### [The request]
Reproduce all the entries exactly and keep the pictures out.

Records from a dataset:
= = =
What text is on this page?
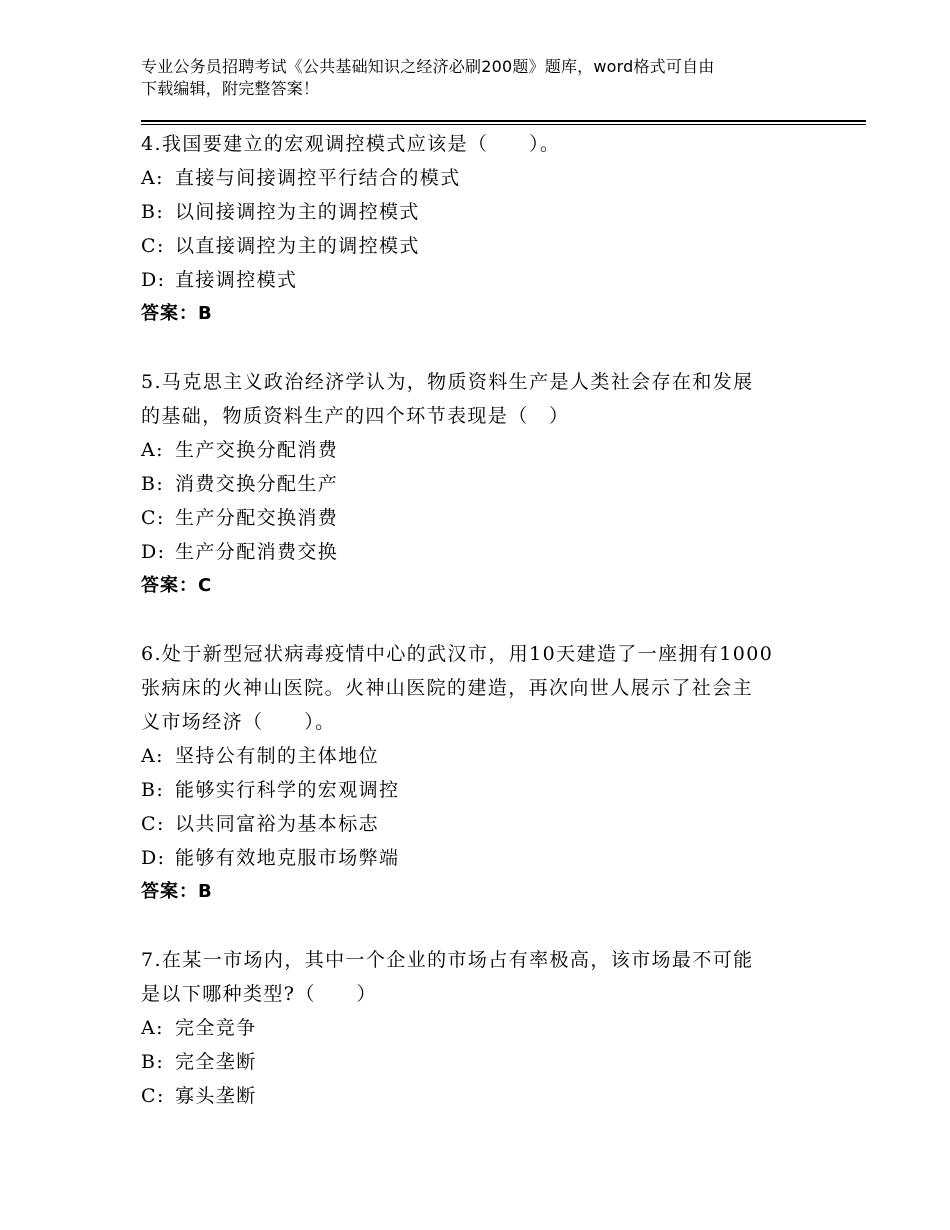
专业公务员招聘考试《公共基础知识之经济必刷200题》题库，word格式可自由
下载编辑，附完整答案！
4.我国要建立的宏观调控模式应该是（　　）。
A: 直接与间接调控平行结合的模式
B: 以间接调控为主的调控模式
C: 以直接调控为主的调控模式
D: 直接调控模式
答案：B
5.马克思主义政治经济学认为，物质资料生产是人类社会存在和发展
的基础，物质资料生产的四个环节表现是（　）
A: 生产交换分配消费
B: 消费交换分配生产
C: 生产分配交换消费
D: 生产分配消费交换
答案：C
6.处于新型冠状病毒疫情中心的武汉市，用10天建造了一座拥有1000
张病床的火神山医院。火神山医院的建造，再次向世人展示了社会主
义市场经济（　　）。
A: 坚持公有制的主体地位
B: 能够实行科学的宏观调控
C: 以共同富裕为基本标志
D: 能够有效地克服市场弊端
答案：B
7.在某一市场内，其中一个企业的市场占有率极高，该市场最不可能
是以下哪种类型?（　　）
A: 完全竞争
B: 完全垄断
C: 寡头垄断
= = =
### [Response to this task]
What text is on this page?
专业公务员招聘考试《公共基础知识之经济必刷200题》题库，word格式可自由
下载编辑，附完整答案！
4.我国要建立的宏观调控模式应该是（　　）。
A: 直接与间接调控平行结合的模式
B: 以间接调控为主的调控模式
C: 以直接调控为主的调控模式
D: 直接调控模式
答案：B
5.马克思主义政治经济学认为，物质资料生产是人类社会存在和发展
的基础，物质资料生产的四个环节表现是（　）
A: 生产交换分配消费
B: 消费交换分配生产
C: 生产分配交换消费
D: 生产分配消费交换
答案：C
6.处于新型冠状病毒疫情中心的武汉市，用10天建造了一座拥有1000
张病床的火神山医院。火神山医院的建造，再次向世人展示了社会主
义市场经济（　　）。
A: 坚持公有制的主体地位
B: 能够实行科学的宏观调控
C: 以共同富裕为基本标志
D: 能够有效地克服市场弊端
答案：B
7.在某一市场内，其中一个企业的市场占有率极高，该市场最不可能
是以下哪种类型?（　　）
A: 完全竞争
B: 完全垄断
C: 寡头垄断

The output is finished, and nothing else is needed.